● Description of the task:
Return the entries below verbatim. Pictures stay out.
===
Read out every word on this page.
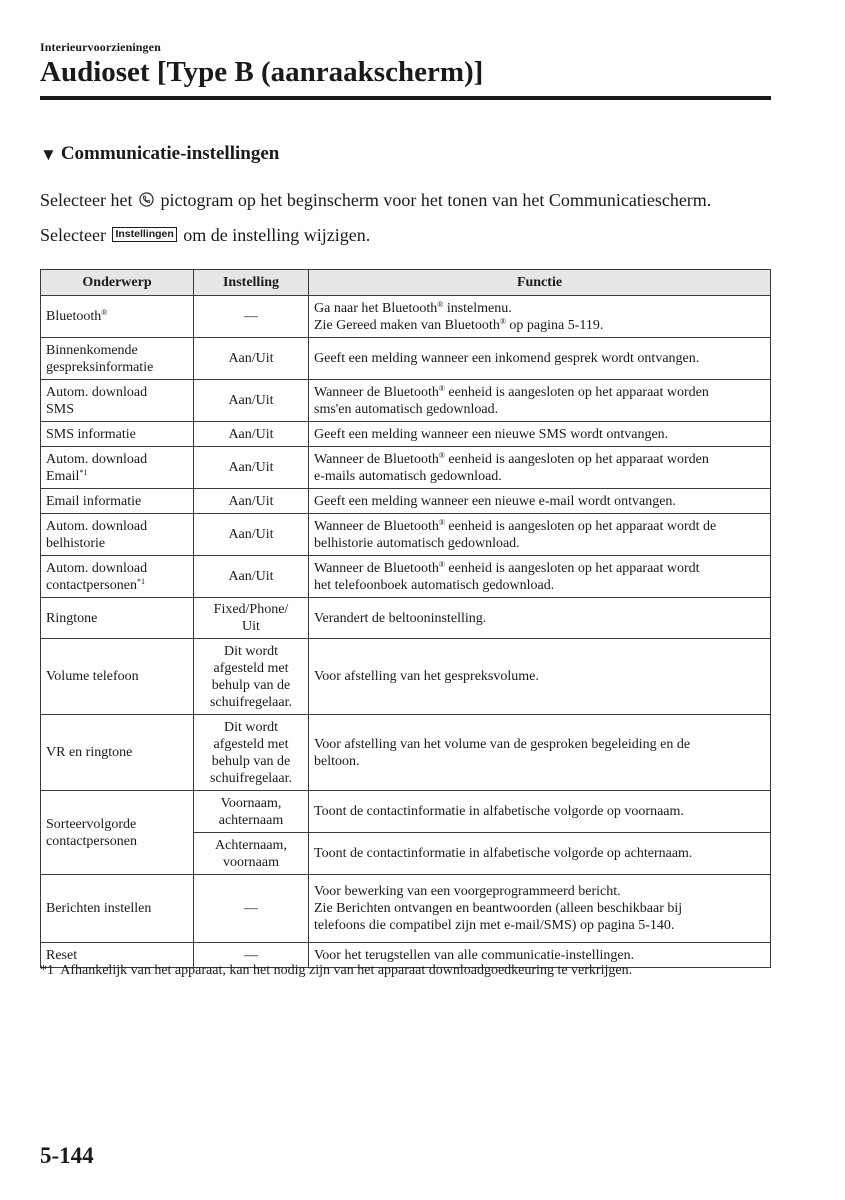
Interieurvoorzieningen
Audioset [Type B (aanraakscherm)]
▼ Communicatie-instellingen
Selecteer het pictogram op het beginscherm voor het tonen van het Communicatiescherm.
Selecteer Instellingen om de instelling wijzigen.
Onderwerp	Instelling	Functie
Bluetooth®	—	Ga naar het Bluetooth® instelmenu.
Zie Gereed maken van Bluetooth® op pagina 5-119.
Binnenkomende
gespreksinformatie	Aan/Uit	Geeft een melding wanneer een inkomend gesprek wordt ontvangen.
Autom. download
SMS	Aan/Uit	Wanneer de Bluetooth® eenheid is aangesloten op het apparaat worden
sms'en automatisch gedownload.
SMS informatie	Aan/Uit	Geeft een melding wanneer een nieuwe SMS wordt ontvangen.
Autom. download
Email$^{*1}$	Aan/Uit	Wanneer de Bluetooth® eenheid is aangesloten op het apparaat worden
e-mails automatisch gedownload.
Email informatie	Aan/Uit	Geeft een melding wanneer een nieuwe e-mail wordt ontvangen.
Autom. download
belhistorie	Aan/Uit	Wanneer de Bluetooth® eenheid is aangesloten op het apparaat wordt de
belhistorie automatisch gedownload.
Autom. download
contactpersonen$^{*1}$	Aan/Uit	Wanneer de Bluetooth® eenheid is aangesloten op het apparaat wordt
het telefoonboek automatisch gedownload.
Ringtone	Fixed/Phone/
Uit	Verandert de beltooninstelling.
Volume telefoon	Dit wordt
afgesteld met
behulp van de
schuifregelaar.	Voor afstelling van het gespreksvolume.
VR en ringtone	Dit wordt
afgesteld met
behulp van de
schuifregelaar.	Voor afstelling van het volume van de gesproken begeleiding en de
beltoon.
Sorteervolgorde
contactpersonen	Voornaam,
achternaam	Toont de contactinformatie in alfabetische volgorde op voornaam.
	Achternaam,
voornaam	Toont de contactinformatie in alfabetische volgorde op achternaam.
Berichten instellen	—	Voor bewerking van een voorgeprogrammeerd bericht.
Zie Berichten ontvangen en beantwoorden (alleen beschikbaar bij
telefoons die compatibel zijn met e-mail/SMS) op pagina 5-140.
Reset	—	Voor het terugstellen van alle communicatie-instellingen.
*1 Afhankelijk van het apparaat, kan het nodig zijn van het apparaat downloadgoedkeuring te verkrijgen.
5-144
===
● Result of the exercise:
Read out every word on this page.
Interieurvoorzieningen
Audioset [Type B (aanraakscherm)]
▼ Communicatie-instellingen
Selecteer het pictogram op het beginscherm voor het tonen van het Communicatiescherm.
Selecteer Instellingen om de instelling wijzigen.
Onderwerp	Instelling	Functie
Bluetooth®	—	Ga naar het Bluetooth® instelmenu.
Zie Gereed maken van Bluetooth® op pagina 5-119.
Binnenkomende
gespreksinformatie	Aan/Uit	Geeft een melding wanneer een inkomend gesprek wordt ontvangen.
Autom. download
SMS	Aan/Uit	Wanneer de Bluetooth® eenheid is aangesloten op het apparaat worden
sms'en automatisch gedownload.
SMS informatie	Aan/Uit	Geeft een melding wanneer een nieuwe SMS wordt ontvangen.
Autom. download
Email$^{*1}$	Aan/Uit	Wanneer de Bluetooth® eenheid is aangesloten op het apparaat worden
e-mails automatisch gedownload.
Email informatie	Aan/Uit	Geeft een melding wanneer een nieuwe e-mail wordt ontvangen.
Autom. download
belhistorie	Aan/Uit	Wanneer de Bluetooth® eenheid is aangesloten op het apparaat wordt de
belhistorie automatisch gedownload.
Autom. download
contactpersonen$^{*1}$	Aan/Uit	Wanneer de Bluetooth® eenheid is aangesloten op het apparaat wordt
het telefoonboek automatisch gedownload.
Ringtone	Fixed/Phone/
Uit	Verandert de beltooninstelling.
Volume telefoon	Dit wordt
afgesteld met
behulp van de
schuifregelaar.	Voor afstelling van het gespreksvolume.
VR en ringtone	Dit wordt
afgesteld met
behulp van de
schuifregelaar.	Voor afstelling van het volume van de gesproken begeleiding en de
beltoon.
Sorteervolgorde
contactpersonen	Voornaam,
achternaam	Toont de contactinformatie in alfabetische volgorde op voornaam.
	Achternaam,
voornaam	Toont de contactinformatie in alfabetische volgorde op achternaam.
Berichten instellen	—	Voor bewerking van een voorgeprogrammeerd bericht.
Zie Berichten ontvangen en beantwoorden (alleen beschikbaar bij
telefoons die compatibel zijn met e-mail/SMS) op pagina 5-140.
Reset	—	Voor het terugstellen van alle communicatie-instellingen.
*1 Afhankelijk van het apparaat, kan het nodig zijn van het apparaat downloadgoedkeuring te verkrijgen.
5-144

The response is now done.